───── DATA FOR THIS TASK ─────

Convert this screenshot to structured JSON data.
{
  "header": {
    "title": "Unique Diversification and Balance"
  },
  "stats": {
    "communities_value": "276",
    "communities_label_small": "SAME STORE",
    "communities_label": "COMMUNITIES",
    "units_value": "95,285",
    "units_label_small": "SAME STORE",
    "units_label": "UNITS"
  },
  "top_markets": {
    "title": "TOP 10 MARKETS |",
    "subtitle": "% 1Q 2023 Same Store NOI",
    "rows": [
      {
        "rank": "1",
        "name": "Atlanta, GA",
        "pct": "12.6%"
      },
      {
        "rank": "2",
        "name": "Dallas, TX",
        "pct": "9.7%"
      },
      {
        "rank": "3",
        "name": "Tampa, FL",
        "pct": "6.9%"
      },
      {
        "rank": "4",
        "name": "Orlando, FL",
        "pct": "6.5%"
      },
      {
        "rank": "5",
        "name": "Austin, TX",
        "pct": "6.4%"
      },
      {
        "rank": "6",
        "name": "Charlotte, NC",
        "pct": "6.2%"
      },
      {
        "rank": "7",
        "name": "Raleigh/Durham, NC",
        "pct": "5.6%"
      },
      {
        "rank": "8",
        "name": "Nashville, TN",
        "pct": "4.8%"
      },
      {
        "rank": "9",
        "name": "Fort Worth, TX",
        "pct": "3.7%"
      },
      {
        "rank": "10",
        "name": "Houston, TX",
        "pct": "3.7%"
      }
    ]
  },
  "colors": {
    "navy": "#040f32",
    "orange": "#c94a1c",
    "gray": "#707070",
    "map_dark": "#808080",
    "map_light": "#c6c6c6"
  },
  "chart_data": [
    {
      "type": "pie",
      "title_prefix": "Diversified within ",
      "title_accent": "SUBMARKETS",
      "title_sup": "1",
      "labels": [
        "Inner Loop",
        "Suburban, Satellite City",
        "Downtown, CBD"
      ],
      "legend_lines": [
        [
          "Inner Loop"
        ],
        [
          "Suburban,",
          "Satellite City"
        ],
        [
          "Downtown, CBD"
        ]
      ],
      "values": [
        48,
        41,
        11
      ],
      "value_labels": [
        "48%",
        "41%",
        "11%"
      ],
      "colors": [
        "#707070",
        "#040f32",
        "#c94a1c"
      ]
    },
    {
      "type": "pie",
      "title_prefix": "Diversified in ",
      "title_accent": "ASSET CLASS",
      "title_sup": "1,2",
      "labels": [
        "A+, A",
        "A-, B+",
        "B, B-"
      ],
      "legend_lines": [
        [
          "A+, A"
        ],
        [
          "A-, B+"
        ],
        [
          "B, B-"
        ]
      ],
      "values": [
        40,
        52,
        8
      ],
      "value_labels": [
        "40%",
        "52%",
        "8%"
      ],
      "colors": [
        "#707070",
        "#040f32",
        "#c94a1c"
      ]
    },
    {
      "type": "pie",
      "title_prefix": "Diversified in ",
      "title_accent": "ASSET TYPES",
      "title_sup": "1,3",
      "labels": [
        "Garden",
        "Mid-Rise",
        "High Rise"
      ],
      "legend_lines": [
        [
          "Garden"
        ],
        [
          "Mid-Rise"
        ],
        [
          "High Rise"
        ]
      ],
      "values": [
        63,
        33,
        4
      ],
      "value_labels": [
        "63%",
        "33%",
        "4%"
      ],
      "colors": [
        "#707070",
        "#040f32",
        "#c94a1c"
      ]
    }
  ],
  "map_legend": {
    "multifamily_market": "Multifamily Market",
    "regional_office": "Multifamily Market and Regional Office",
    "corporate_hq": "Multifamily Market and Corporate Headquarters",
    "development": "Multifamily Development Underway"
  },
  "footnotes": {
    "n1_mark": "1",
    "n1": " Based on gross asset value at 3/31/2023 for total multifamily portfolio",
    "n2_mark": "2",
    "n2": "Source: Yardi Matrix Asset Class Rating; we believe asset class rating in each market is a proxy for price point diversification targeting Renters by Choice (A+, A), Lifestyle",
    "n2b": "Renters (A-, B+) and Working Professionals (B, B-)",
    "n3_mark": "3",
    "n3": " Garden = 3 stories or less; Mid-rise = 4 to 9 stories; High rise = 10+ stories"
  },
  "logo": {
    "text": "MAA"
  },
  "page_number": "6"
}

─────

> [WRITTEN TASK]
Looking at the data above, how many lines hold the word "name"? Respond with the number alone.

> [EXERCISE RESPONSE]
10